··· SUPPLIED MATERIAL ···

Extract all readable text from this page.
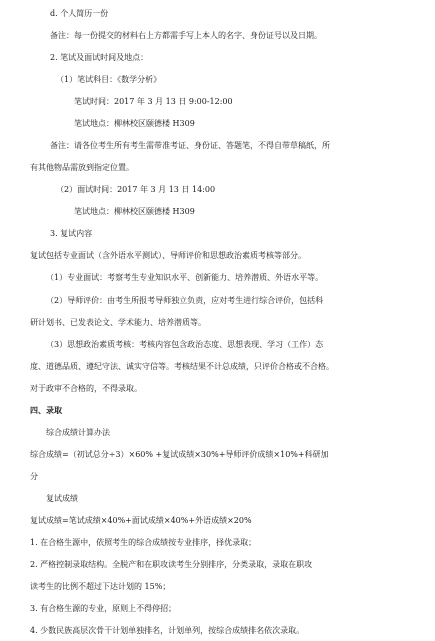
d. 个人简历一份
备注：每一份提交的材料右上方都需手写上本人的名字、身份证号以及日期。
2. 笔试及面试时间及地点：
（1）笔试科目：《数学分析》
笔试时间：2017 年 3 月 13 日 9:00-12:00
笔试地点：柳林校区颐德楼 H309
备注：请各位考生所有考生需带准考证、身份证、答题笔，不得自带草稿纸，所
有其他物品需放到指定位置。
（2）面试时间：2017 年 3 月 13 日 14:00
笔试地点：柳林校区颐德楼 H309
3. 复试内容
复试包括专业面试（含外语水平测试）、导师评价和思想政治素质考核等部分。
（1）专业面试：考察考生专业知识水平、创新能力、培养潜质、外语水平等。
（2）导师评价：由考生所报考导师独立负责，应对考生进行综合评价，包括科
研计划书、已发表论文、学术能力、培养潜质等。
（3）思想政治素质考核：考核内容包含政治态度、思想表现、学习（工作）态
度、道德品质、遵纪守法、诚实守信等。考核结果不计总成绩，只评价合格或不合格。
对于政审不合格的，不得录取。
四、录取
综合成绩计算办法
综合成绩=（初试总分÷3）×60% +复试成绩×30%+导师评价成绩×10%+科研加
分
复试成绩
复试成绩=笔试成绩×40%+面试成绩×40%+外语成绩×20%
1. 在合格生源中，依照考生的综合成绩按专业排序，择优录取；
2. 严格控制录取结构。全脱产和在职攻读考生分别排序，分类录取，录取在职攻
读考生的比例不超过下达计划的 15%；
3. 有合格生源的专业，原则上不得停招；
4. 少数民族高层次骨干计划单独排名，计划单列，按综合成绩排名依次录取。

···
··· SUPPLIED MATERIAL ···

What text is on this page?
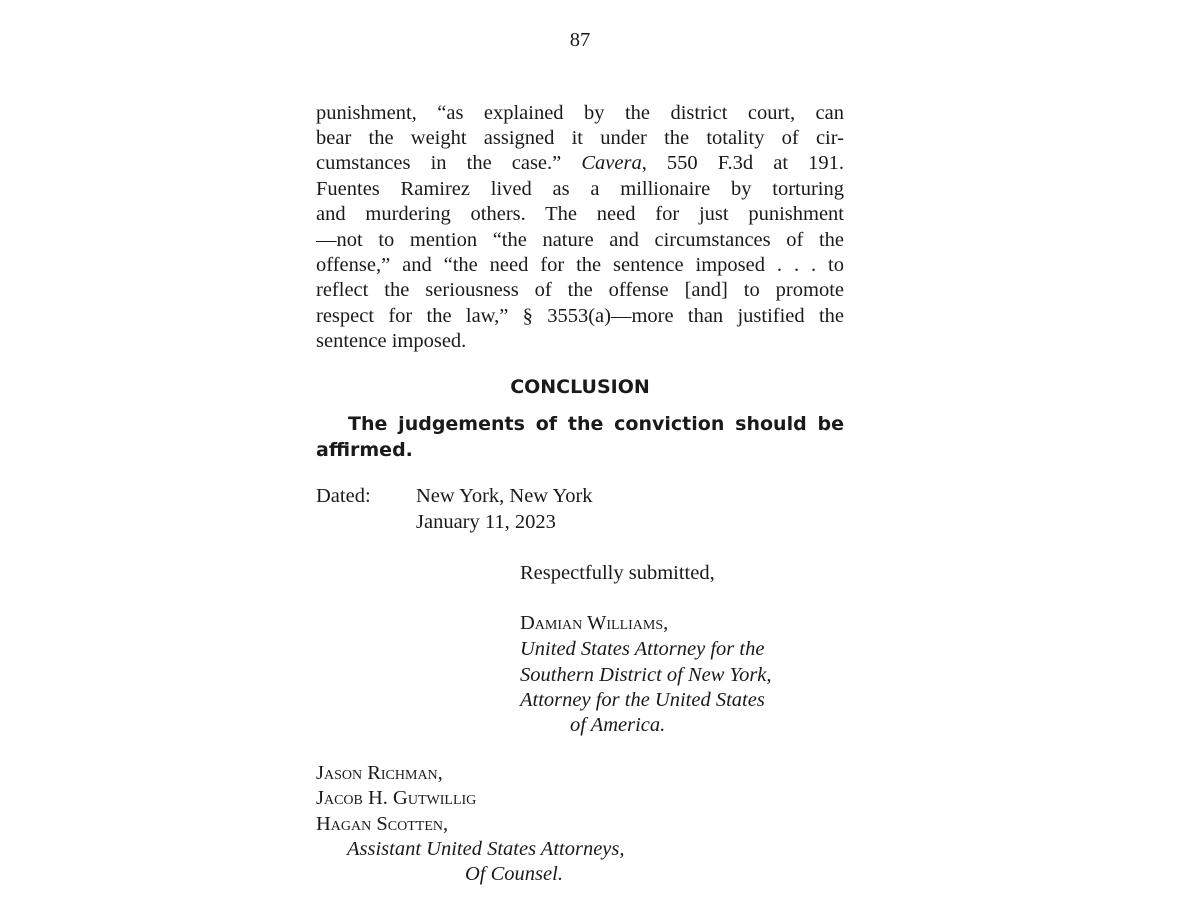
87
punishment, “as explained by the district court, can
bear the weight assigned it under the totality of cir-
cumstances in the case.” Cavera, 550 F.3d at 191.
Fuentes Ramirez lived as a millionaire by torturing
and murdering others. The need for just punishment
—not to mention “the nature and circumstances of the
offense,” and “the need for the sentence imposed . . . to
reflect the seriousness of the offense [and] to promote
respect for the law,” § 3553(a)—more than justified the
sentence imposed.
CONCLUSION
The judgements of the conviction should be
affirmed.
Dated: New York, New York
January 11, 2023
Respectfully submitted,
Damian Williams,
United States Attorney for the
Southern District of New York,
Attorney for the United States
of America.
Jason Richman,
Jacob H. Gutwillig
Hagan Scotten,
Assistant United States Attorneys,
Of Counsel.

···

_WHAT THE TASK ASKS_:
Scan the listing above for the word "offense" and show each line where it is found.

_RESPONSE_:
offense,” and “the need for the sentence imposed . . . to
reflect the seriousness of the offense [and] to promote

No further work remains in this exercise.